» **WORK INSTRUCTIONS**
Below are records. Copy every line with "Godehards" in it.

» **PROVIDED ENTRIES**
•••

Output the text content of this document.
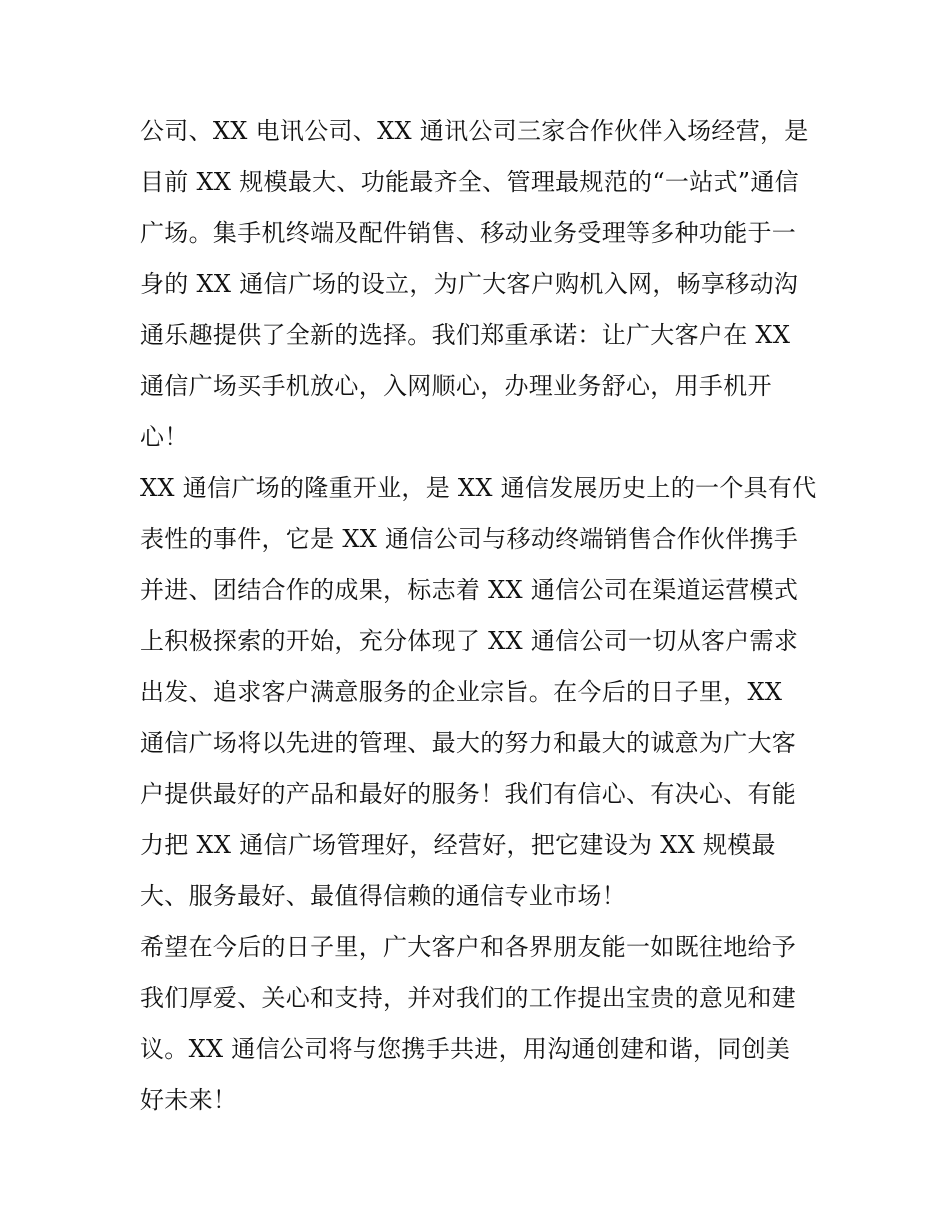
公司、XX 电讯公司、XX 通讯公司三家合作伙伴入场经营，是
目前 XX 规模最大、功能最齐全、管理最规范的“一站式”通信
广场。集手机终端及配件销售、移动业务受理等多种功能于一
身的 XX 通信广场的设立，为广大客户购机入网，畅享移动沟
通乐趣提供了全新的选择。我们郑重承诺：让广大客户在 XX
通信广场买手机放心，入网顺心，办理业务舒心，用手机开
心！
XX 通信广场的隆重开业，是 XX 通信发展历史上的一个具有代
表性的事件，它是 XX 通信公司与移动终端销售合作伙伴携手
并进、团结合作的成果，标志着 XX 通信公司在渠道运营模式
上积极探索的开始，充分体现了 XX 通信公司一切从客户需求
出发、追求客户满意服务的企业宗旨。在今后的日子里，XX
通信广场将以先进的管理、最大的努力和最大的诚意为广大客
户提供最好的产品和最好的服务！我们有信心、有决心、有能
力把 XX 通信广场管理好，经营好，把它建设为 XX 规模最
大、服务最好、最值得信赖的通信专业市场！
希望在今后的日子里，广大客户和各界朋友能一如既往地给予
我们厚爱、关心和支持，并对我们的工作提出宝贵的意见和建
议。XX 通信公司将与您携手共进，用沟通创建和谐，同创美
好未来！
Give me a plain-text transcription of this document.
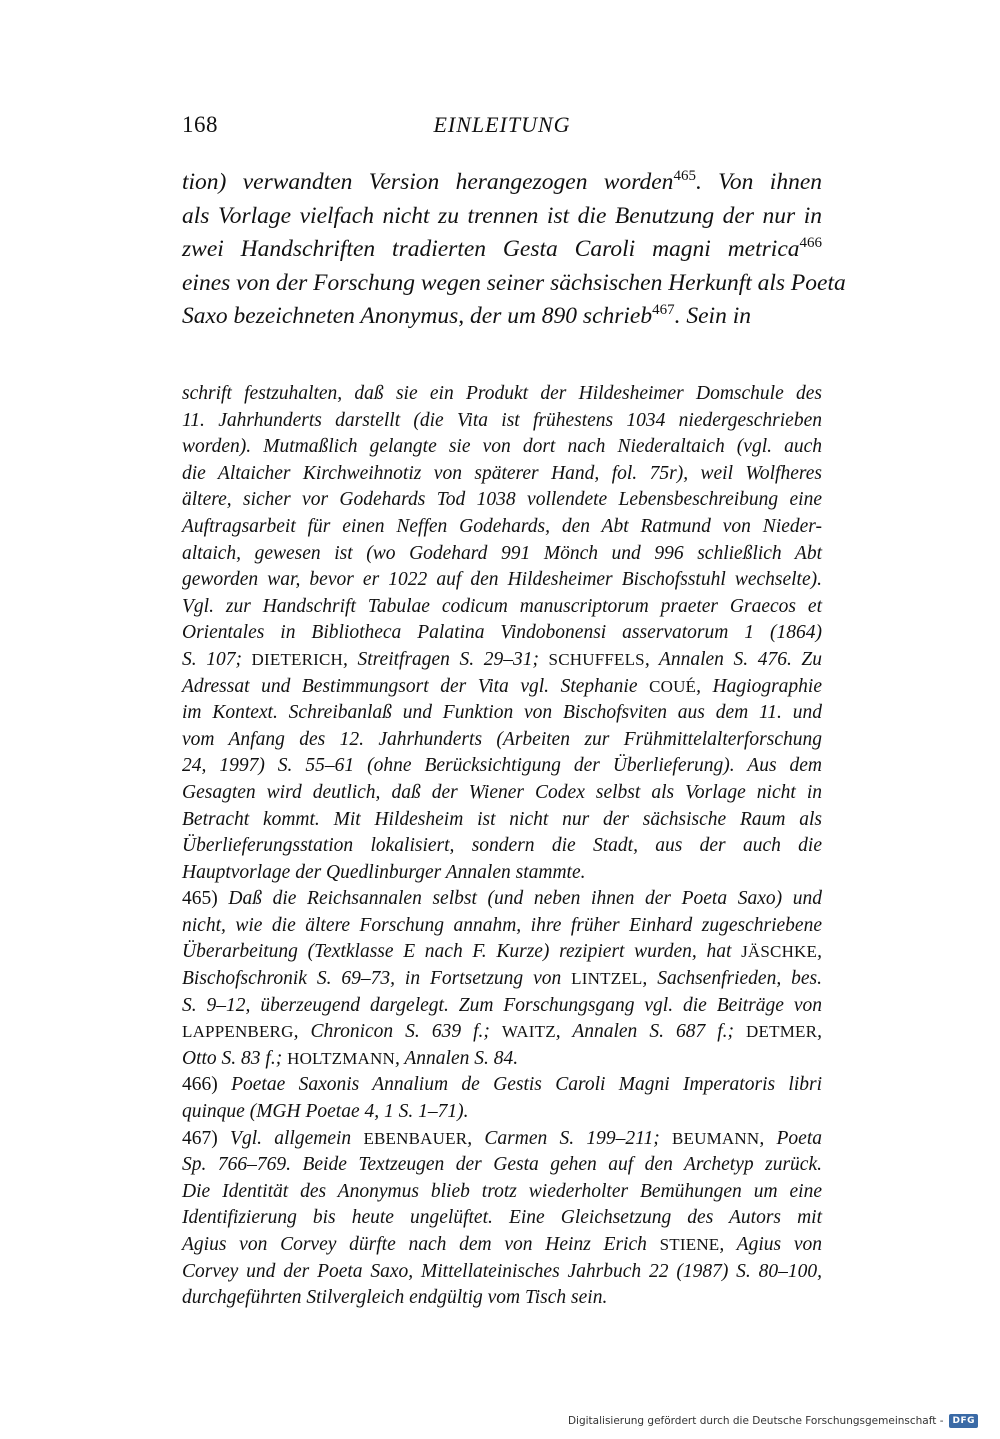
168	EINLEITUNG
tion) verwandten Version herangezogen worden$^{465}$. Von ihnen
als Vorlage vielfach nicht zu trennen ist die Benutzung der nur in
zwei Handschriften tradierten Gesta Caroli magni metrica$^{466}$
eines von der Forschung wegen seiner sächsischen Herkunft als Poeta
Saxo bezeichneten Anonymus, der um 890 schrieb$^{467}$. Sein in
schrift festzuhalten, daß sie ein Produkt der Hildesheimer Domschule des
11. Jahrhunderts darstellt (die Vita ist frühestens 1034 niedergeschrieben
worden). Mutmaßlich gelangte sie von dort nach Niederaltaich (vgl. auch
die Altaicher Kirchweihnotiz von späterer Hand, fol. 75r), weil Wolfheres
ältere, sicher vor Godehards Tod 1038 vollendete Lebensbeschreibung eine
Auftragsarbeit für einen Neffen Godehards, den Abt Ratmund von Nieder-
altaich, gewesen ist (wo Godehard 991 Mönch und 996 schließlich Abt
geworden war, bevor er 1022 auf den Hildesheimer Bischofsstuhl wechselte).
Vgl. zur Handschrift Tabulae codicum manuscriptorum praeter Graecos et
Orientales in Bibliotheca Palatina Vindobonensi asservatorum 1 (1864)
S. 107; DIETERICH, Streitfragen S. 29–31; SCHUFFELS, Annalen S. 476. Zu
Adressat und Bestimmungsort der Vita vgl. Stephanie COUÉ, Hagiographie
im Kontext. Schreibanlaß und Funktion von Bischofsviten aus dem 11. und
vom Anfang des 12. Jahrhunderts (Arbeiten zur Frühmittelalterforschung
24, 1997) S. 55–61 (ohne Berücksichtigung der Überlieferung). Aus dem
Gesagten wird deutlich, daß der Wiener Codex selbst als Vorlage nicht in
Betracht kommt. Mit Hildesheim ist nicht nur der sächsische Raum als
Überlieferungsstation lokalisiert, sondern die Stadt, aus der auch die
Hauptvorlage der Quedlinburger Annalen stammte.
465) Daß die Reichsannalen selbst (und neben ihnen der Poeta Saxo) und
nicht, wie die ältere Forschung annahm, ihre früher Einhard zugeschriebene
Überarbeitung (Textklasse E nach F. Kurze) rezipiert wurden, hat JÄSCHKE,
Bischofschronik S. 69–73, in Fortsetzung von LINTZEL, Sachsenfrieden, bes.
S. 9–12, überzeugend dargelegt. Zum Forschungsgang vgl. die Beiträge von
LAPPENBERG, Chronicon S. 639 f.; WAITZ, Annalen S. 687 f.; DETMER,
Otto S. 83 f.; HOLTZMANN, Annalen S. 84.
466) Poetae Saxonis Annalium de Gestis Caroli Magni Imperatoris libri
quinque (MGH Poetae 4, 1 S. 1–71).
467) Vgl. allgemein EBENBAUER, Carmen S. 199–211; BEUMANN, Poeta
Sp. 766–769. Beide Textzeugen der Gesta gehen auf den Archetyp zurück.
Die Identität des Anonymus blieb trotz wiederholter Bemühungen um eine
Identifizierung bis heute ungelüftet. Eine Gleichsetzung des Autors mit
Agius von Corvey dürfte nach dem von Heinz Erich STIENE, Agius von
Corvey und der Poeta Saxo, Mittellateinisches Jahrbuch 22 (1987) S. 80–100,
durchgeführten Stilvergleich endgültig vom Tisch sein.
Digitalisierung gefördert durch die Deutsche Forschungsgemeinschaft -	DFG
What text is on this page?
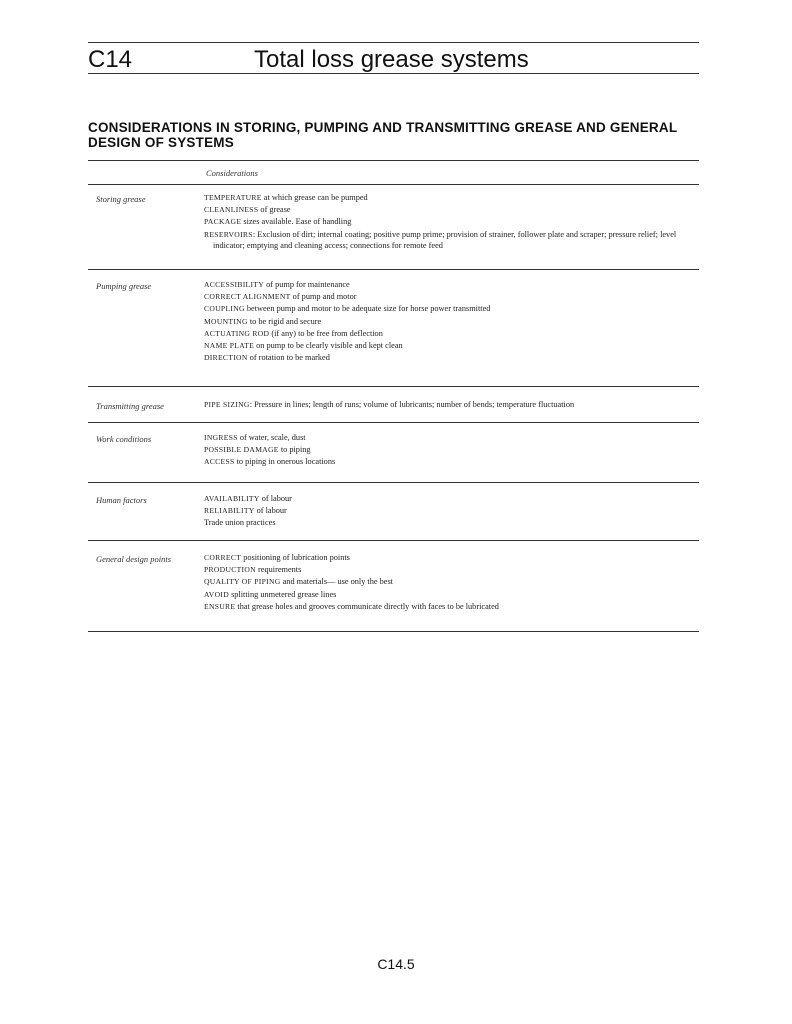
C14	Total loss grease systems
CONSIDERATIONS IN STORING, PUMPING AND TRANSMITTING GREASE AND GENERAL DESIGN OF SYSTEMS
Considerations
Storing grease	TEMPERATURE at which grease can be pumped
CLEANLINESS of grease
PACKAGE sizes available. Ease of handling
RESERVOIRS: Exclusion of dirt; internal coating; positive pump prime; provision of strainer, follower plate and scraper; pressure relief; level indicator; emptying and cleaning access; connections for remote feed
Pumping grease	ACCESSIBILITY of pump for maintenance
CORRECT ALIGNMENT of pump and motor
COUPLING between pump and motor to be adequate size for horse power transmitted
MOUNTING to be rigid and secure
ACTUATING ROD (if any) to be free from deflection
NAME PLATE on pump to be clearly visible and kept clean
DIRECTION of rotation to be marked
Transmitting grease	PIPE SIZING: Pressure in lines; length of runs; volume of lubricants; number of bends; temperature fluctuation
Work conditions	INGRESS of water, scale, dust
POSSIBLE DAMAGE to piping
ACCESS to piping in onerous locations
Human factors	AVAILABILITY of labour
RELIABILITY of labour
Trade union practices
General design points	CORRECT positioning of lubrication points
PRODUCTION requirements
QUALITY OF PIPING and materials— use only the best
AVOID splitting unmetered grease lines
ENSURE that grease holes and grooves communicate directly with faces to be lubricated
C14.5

•••

» **REPLY TO THE TASK**
ältere, sicher vor Godehards Tod 1038 vollendete Lebensbeschreibung eine
Auftragsarbeit für einen Neffen Godehards, den Abt Ratmund von Nieder-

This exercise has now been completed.